Page extract.
+ + +

Because Administrators have repeatedly been warned that Activism is Bad, they have taken the approach that the voters are the eligibility jury on anything other than technical grounds (year of publication, etc.). If the voters want it, they get it, even if it doesn't make you personally happy.
Perhaps instead of trying to tear down the entire house you should work to pass rules that encourage activist administrators who will intervene when they think the nominee is unworthy of the category, and then give them the necessary political cover when they make such decisions instead of landing on them like a ton of bricks when they declare a given work "isn't a fanzine" or a given person "isn't a fan writer," even when a large number of WSFS members say that those works and people are fanzines and fan writers.
|Date:||August 9th, 2013 03:45 pm (UTC)|| |
Your usage of "you" here seems a bit confusing. Am *I* supposed to be someone who is "trying to tear down the entire house"? Am *I* supposedly personally capable of giving the Hugo administrators "the necessary political cover when they make such decisions"? And what, specifically, have *I* done to "land on them like a ton of bricks when they declare a given work 'isn't a fanzine'"? Who exactly are you talking to that you imagine this applies to?

+ + +

Supplied material.
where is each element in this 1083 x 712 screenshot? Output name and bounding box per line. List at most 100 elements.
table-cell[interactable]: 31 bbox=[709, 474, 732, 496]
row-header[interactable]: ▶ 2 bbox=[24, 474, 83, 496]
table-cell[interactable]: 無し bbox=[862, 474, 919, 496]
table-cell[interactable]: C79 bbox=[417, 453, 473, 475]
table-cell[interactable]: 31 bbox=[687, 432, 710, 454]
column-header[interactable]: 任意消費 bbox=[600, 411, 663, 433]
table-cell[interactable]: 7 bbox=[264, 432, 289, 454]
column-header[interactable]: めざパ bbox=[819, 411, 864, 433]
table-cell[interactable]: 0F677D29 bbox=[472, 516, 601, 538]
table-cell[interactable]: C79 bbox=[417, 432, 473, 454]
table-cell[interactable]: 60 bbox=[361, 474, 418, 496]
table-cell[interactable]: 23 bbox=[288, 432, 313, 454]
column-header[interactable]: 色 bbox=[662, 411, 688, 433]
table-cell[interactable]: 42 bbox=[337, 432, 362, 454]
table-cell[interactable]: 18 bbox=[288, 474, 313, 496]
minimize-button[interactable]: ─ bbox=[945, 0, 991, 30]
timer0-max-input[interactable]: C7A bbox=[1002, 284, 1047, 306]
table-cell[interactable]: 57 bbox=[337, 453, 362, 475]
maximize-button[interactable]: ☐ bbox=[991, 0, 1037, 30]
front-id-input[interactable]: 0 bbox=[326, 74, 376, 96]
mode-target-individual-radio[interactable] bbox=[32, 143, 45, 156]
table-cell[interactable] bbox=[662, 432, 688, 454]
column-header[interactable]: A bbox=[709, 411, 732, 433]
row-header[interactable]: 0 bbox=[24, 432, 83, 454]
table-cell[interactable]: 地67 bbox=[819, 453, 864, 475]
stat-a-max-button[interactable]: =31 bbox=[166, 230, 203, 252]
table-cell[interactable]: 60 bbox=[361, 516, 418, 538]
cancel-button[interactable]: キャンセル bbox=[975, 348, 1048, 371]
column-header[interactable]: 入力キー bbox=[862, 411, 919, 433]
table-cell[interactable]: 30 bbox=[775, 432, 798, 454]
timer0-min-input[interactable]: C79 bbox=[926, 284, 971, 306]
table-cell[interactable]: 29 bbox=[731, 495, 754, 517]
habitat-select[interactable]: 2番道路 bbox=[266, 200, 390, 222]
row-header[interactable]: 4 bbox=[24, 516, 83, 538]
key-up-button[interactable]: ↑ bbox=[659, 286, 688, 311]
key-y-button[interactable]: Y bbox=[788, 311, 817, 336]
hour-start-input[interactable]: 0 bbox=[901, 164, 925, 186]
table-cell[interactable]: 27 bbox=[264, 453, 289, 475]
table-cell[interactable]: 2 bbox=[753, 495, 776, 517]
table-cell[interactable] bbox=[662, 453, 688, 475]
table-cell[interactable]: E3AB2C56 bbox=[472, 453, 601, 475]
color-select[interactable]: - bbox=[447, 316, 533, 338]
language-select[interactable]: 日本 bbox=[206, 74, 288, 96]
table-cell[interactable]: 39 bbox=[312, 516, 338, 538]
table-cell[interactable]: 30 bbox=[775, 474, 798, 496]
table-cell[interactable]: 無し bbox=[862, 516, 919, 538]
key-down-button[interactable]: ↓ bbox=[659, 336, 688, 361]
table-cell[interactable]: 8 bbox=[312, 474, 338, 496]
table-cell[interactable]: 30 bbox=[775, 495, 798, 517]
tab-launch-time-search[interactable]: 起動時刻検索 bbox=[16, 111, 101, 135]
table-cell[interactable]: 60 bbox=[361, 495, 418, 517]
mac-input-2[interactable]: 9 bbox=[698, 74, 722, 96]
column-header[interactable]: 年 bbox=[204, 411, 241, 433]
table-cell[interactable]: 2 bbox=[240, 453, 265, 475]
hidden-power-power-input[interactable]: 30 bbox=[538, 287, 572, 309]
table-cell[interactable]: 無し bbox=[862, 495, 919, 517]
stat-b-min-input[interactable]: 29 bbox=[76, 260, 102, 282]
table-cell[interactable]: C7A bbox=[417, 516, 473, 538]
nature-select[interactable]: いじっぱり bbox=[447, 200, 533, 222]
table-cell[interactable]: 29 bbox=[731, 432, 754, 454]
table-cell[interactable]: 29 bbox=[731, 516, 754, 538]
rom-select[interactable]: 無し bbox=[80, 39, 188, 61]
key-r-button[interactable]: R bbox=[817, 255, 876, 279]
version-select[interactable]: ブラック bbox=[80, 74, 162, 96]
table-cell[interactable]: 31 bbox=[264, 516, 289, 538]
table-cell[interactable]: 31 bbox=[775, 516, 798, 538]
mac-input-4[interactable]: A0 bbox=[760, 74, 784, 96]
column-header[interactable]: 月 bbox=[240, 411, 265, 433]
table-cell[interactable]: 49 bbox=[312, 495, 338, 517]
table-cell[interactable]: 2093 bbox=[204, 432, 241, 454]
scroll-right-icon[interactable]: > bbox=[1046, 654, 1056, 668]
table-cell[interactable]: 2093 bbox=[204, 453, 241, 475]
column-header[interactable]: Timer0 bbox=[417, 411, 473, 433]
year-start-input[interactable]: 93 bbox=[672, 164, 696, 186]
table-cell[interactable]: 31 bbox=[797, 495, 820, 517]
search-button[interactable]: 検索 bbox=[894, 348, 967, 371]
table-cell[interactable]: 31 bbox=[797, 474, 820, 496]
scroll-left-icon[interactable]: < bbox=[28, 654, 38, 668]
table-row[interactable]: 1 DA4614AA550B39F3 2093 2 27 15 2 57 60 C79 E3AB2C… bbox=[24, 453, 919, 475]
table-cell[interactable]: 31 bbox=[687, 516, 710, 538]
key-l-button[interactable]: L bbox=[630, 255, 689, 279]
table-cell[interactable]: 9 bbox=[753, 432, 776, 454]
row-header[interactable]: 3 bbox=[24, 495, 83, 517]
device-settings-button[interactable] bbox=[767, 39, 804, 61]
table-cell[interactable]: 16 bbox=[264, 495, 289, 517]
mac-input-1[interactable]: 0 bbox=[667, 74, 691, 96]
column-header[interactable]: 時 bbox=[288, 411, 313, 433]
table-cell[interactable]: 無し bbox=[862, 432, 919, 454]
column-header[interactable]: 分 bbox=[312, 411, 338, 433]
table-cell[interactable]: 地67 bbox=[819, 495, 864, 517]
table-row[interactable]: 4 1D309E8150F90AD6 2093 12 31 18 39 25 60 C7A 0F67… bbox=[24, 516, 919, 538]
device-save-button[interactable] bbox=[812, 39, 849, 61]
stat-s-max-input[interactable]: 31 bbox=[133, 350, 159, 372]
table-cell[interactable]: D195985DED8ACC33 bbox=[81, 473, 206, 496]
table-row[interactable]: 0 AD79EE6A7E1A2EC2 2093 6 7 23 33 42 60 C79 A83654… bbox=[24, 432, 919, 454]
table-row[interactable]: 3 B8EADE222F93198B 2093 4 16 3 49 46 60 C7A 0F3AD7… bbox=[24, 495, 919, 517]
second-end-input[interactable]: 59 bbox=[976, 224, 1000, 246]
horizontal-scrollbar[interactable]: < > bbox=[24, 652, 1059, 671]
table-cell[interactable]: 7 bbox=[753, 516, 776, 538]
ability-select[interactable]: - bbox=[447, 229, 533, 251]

+ + +

Task statement.
Resume the discussion about how Hugo administrators rule on eligibility, starting right after its last sentence.

Result.
Also, note, I specifically excluded the notion of *worthiness* from the point of this amendment, yet here you are sneaking it back in again.
English doesn't have enough second person pronouns. And I say "worthiness" and mean it. People backing this proposal are saying, "I know what a fanzine is better than the rest of the members of WSFS who outvoted me, and I say those works aren't worthy of being called a fanzine." It's a subjective decision.
Not very long ago, there are people who insisted that if the 'zine wasn't printed on paper, it wasn't "really" a fanzine, and who screamed about Emerald City winning because it wasn't "real." But nowadays, nearly any 'zine that wants to be taken seriously has to appear in PDF (I know of the exceptions, but there aren't a lot of Banana Wings-class 'zines), and it's no longer controversial to most people. Indeed, claiming that e-distribution makes a work "not a fanzine" now seems about as quaint as the Staple Wars or the claims that only mimeo on twilltone (as opposed to offset printing or photocopying) makes a 'zine "real."
And yes, you personally are capable of giving Hugo Administrators the necessary political cover, if you and others who agree with you get loud enough to support them when they make unpopular and controversial decisions.
WSFS isn't a representative republic. There's is no "them" or Board of Directors to whom you can complain. People who believe like you do have to show up and participate directly. I admire Milt being willing to stand up and propose what is surely going to be a controversial motion while still opposing it. (I note that the motion's co-sponsor backs it for completely different reasons than the one in the maker's statement, BTW.)
Edited at 2013-08-09 04:08 pm (UTC)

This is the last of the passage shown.